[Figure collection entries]
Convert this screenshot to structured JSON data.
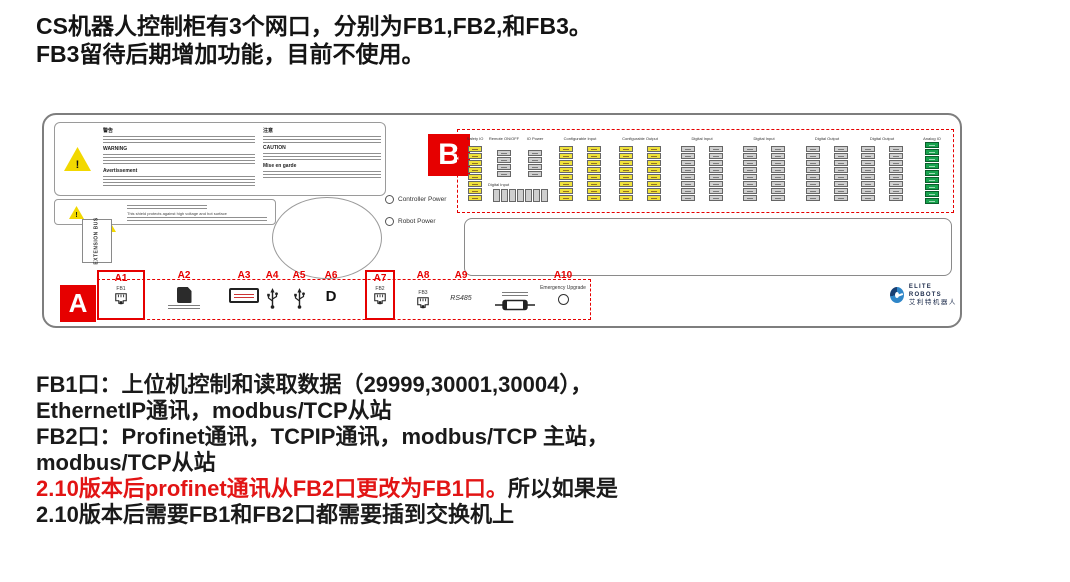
{
  "intro": {
    "line1": "CS机器人控制柜有3个网口，分别为FB1,FB2,和FB3。",
    "line2": "FB3留待后期增加功能，目前不使用。"
  },
  "notes": {
    "line1": "FB1口：上位机控制和读取数据（29999,30001,30004），",
    "line2": "EthernetIP通讯，modbus/TCP从站",
    "line3": "FB2口：Profinet通讯，TCPIP通讯，modbus/TCP 主站，",
    "line4": "modbus/TCP从站",
    "line5_red": "2.10版本后profinet通讯从FB2口更改为FB1口。",
    "line5_black": "所以如果是",
    "line6": "2.10版本后需要FB1和FB2口都需要插到交换机上"
  },
  "panel": {
    "section_a_label": "A",
    "section_b_label": "B",
    "warnings": {
      "zh1": "警告",
      "en1": "WARNING",
      "fr1": "Avertissement",
      "zh2": "注意",
      "en2": "CAUTION",
      "fr2": "Mise en garde",
      "shield_note": "This shield protects against high voltage and hot surface"
    },
    "extension_label": "EXTENSION BUS",
    "leds": {
      "controller": "Controller Power",
      "robot": "Robot Power"
    },
    "ports": [
      {
        "id": "A1",
        "port": "FB1",
        "type": "ethernet",
        "highlighted": true
      },
      {
        "id": "A2",
        "port": "",
        "type": "sd-card",
        "highlighted": false
      },
      {
        "id": "A3",
        "port": "",
        "type": "pendant",
        "highlighted": false
      },
      {
        "id": "A4",
        "port": "",
        "type": "usb",
        "highlighted": false
      },
      {
        "id": "A5",
        "port": "",
        "type": "usb",
        "highlighted": false
      },
      {
        "id": "A6",
        "port": "",
        "type": "displayport",
        "highlighted": false
      },
      {
        "id": "A7",
        "port": "FB2",
        "type": "ethernet",
        "highlighted": true
      },
      {
        "id": "A8",
        "port": "FB3",
        "type": "ethernet",
        "highlighted": false
      },
      {
        "id": "A9",
        "port": "RS485",
        "type": "serial",
        "highlighted": false
      },
      {
        "id": "",
        "port": "",
        "type": "fuse",
        "highlighted": false
      },
      {
        "id": "A10",
        "port": "Emergency Upgrade",
        "type": "button",
        "highlighted": false
      }
    ],
    "terminal_groups": [
      {
        "header": "Safety IO",
        "color": "yellow",
        "cols": 1,
        "count": 8
      },
      {
        "header": "Remote ON/OFF",
        "color": "gray",
        "cols": 1,
        "count": 4
      },
      {
        "header": "IO Power",
        "color": "gray",
        "cols": 1,
        "count": 4
      },
      {
        "header": "Digital Input",
        "color": "gray",
        "cols": 0,
        "count": 7,
        "row": true
      },
      {
        "header": "Configurable Input",
        "color": "yellow",
        "cols": 2,
        "count": 8
      },
      {
        "header": "Configurable Output",
        "color": "yellow",
        "cols": 2,
        "count": 8
      },
      {
        "header": "Digital Input",
        "color": "gray",
        "cols": 2,
        "count": 8
      },
      {
        "header": "Digital Input",
        "color": "gray",
        "cols": 2,
        "count": 8
      },
      {
        "header": "Digital Output",
        "color": "gray",
        "cols": 2,
        "count": 8
      },
      {
        "header": "Digital Output",
        "color": "gray",
        "cols": 2,
        "count": 8
      },
      {
        "header": "Analog IO",
        "color": "green",
        "cols": 1,
        "count": 9
      }
    ],
    "logo": {
      "en": "ELITE ROBOTS",
      "zh": "艾利特机器人"
    }
  },
  "colors": {
    "accent_red": "#e60000",
    "block_yellow": "#f0e23a",
    "block_gray": "#cfcfcf",
    "block_green": "#18a34e"
  }
}
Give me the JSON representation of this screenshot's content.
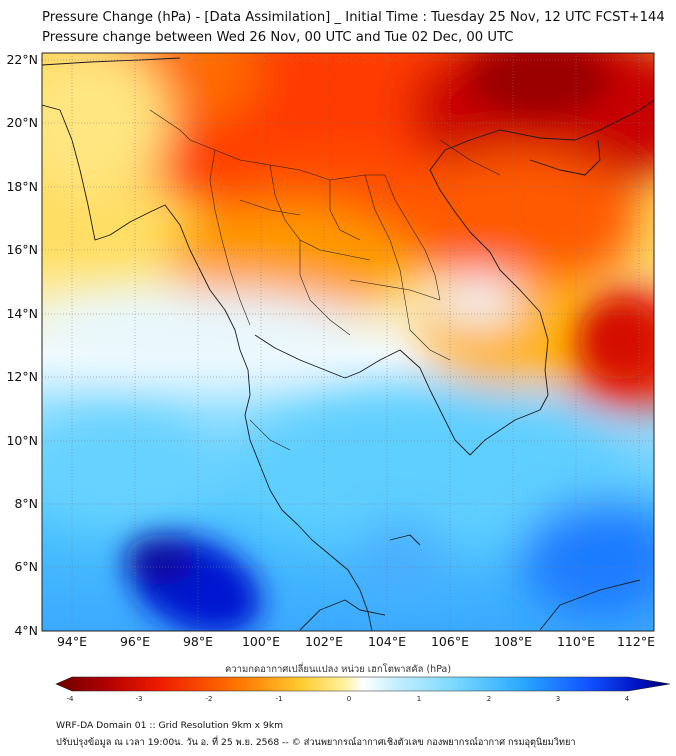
{
  "title_line1": "Pressure Change (hPa) - [Data Assimilation] _ Initial Time : Tuesday 25 Nov, 12 UTC FCST+144",
  "title_line2": "Pressure change between Wed 26 Nov, 00 UTC and Tue 02 Dec, 00 UTC",
  "map": {
    "lat_labels": [
      "22°N",
      "20°N",
      "18°N",
      "16°N",
      "14°N",
      "12°N",
      "10°N",
      "8°N",
      "6°N",
      "4°N"
    ],
    "lon_labels": [
      "94°E",
      "96°E",
      "98°E",
      "100°E",
      "102°E",
      "104°E",
      "106°E",
      "108°E",
      "110°E",
      "112°E"
    ],
    "lat_range": [
      4,
      22
    ],
    "lon_range": [
      93,
      112.5
    ],
    "grid": true,
    "colors": {
      "strong_fall": "#8c0000",
      "fall": "#f01c00",
      "slight_fall": "#ffb000",
      "weak_fall": "#fff3a0",
      "weak_rise": "#d8f4ff",
      "rise": "#34b8ff",
      "strong_rise": "#0010c8"
    }
  },
  "colorbar": {
    "title": "ความกดอากาศเปลี่ยนแปลง หน่วย เฮกโตพาสคัล (hPa)",
    "ticks": [
      "-4",
      "-3",
      "-2",
      "-1",
      "0",
      "1",
      "2",
      "3",
      "4"
    ],
    "min": -4,
    "max": 4
  },
  "footer_line1": "WRF-DA Domain 01 :: Grid Resolution 9km x 9km",
  "footer_line2": "ปรับปรุงข้อมูล ณ เวลา 19:00น. วัน อ. ที่ 25 พ.ย. 2568 -- © ส่วนพยากรณ์อากาศเชิงตัวเลข กองพยากรณ์อากาศ กรมอุตุนิยมวิทยา"
}
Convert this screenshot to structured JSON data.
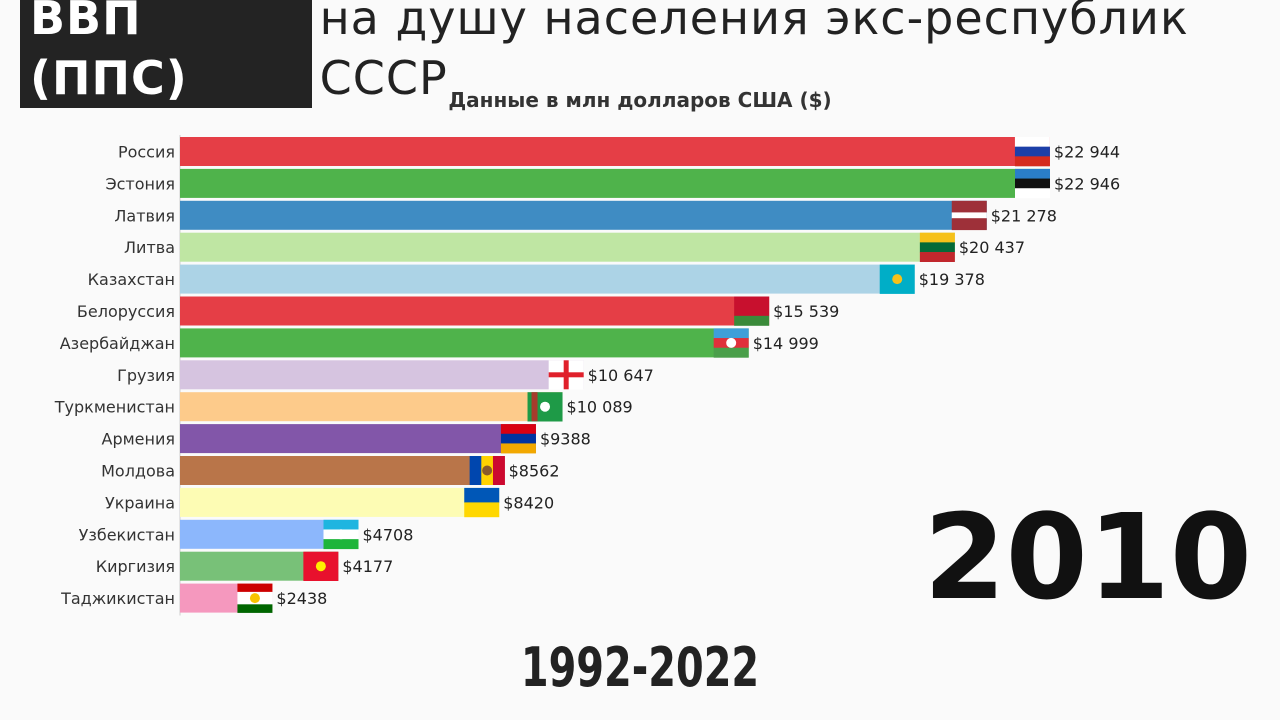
{
  "header": {
    "title_highlight": "ВВП (ППС)",
    "title_rest": "на душу населения экс-республик СССР",
    "subtitle": "Данные в млн долларов США ($)"
  },
  "year": "2010",
  "range": "1992-2022",
  "chart_data": {
    "type": "bar",
    "orientation": "horizontal",
    "title": "ВВП (ППС) на душу населения экс-республик СССР",
    "subtitle": "Данные в млн долларов США ($)",
    "xlim": [
      0,
      22946
    ],
    "grid": false,
    "categories": [
      "Россия",
      "Эстония",
      "Латвия",
      "Литва",
      "Казахстан",
      "Белоруссия",
      "Азербайджан",
      "Грузия",
      "Туркменистан",
      "Армения",
      "Молдова",
      "Украина",
      "Узбекистан",
      "Киргизия",
      "Таджикистан"
    ],
    "values": [
      22944,
      22946,
      21278,
      20437,
      19378,
      15539,
      14999,
      10647,
      10089,
      9388,
      8562,
      8420,
      4708,
      4177,
      2438
    ],
    "value_labels": [
      "$22 944",
      "$22 946",
      "$21 278",
      "$20 437",
      "$19 378",
      "$15 539",
      "$14 999",
      "$10 647",
      "$10 089",
      "$9388",
      "$8562",
      "$8420",
      "$4708",
      "$4177",
      "$2438"
    ],
    "colors": [
      "#e53e46",
      "#4fb34b",
      "#3f8cc3",
      "#bfe6a3",
      "#acd3e6",
      "#e53e46",
      "#4fb34b",
      "#d6c4e0",
      "#fdcb8b",
      "#8256a9",
      "#b97549",
      "#fdfcb4",
      "#8cb7fc",
      "#78c178",
      "#f598be"
    ],
    "flags": [
      {
        "country": "Россия",
        "stripes": [
          "#ffffff",
          "#1c3fa8",
          "#d52b1e"
        ],
        "dir": "h"
      },
      {
        "country": "Эстония",
        "stripes": [
          "#2a7ec9",
          "#111111",
          "#ffffff"
        ],
        "dir": "h"
      },
      {
        "country": "Латвия",
        "stripes": [
          "#9e3039",
          "#ffffff",
          "#9e3039"
        ],
        "weights": [
          2,
          1,
          2
        ],
        "dir": "h"
      },
      {
        "country": "Литва",
        "stripes": [
          "#f6c11a",
          "#046a38",
          "#c1272d"
        ],
        "dir": "h"
      },
      {
        "country": "Казахстан",
        "stripes": [
          "#00aec7"
        ],
        "dir": "h",
        "emblem": "#f6c11a"
      },
      {
        "country": "Белоруссия",
        "stripes": [
          "#c8102e",
          "#3a8a3a"
        ],
        "weights": [
          2,
          1
        ],
        "dir": "h"
      },
      {
        "country": "Азербайджан",
        "stripes": [
          "#3f9fd8",
          "#e0303b",
          "#4a9f4a"
        ],
        "dir": "h",
        "emblem": "#ffffff"
      },
      {
        "country": "Грузия",
        "stripes": [
          "#ffffff"
        ],
        "dir": "h",
        "cross": "#e0202b"
      },
      {
        "country": "Туркменистан",
        "stripes": [
          "#1e9a47"
        ],
        "dir": "h",
        "hoist": "#a63b2c",
        "emblem": "#ffffff"
      },
      {
        "country": "Армения",
        "stripes": [
          "#d90012",
          "#0033a0",
          "#f2a800"
        ],
        "dir": "h"
      },
      {
        "country": "Молдова",
        "stripes": [
          "#0046ae",
          "#ffd200",
          "#cc092f"
        ],
        "dir": "v",
        "emblem": "#8a5a2b"
      },
      {
        "country": "Украина",
        "stripes": [
          "#0057b7",
          "#ffd700"
        ],
        "dir": "h"
      },
      {
        "country": "Узбекистан",
        "stripes": [
          "#1eb5e0",
          "#ffffff",
          "#1eb53a"
        ],
        "dir": "h",
        "emblem": "#ffffff"
      },
      {
        "country": "Киргизия",
        "stripes": [
          "#e8112d"
        ],
        "dir": "h",
        "emblem": "#ffef00"
      },
      {
        "country": "Таджикистан",
        "stripes": [
          "#cc0000",
          "#ffffff",
          "#006600"
        ],
        "weights": [
          2,
          3,
          2
        ],
        "dir": "h",
        "emblem": "#f8c300"
      }
    ]
  }
}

Stated problem
In the lines above, find each one with "душу" and list it.

Complete response
    "title_rest": "на душу населения экс-республик СССР",
    "title": "ВВП (ППС) на душу населения экс-республик СССР",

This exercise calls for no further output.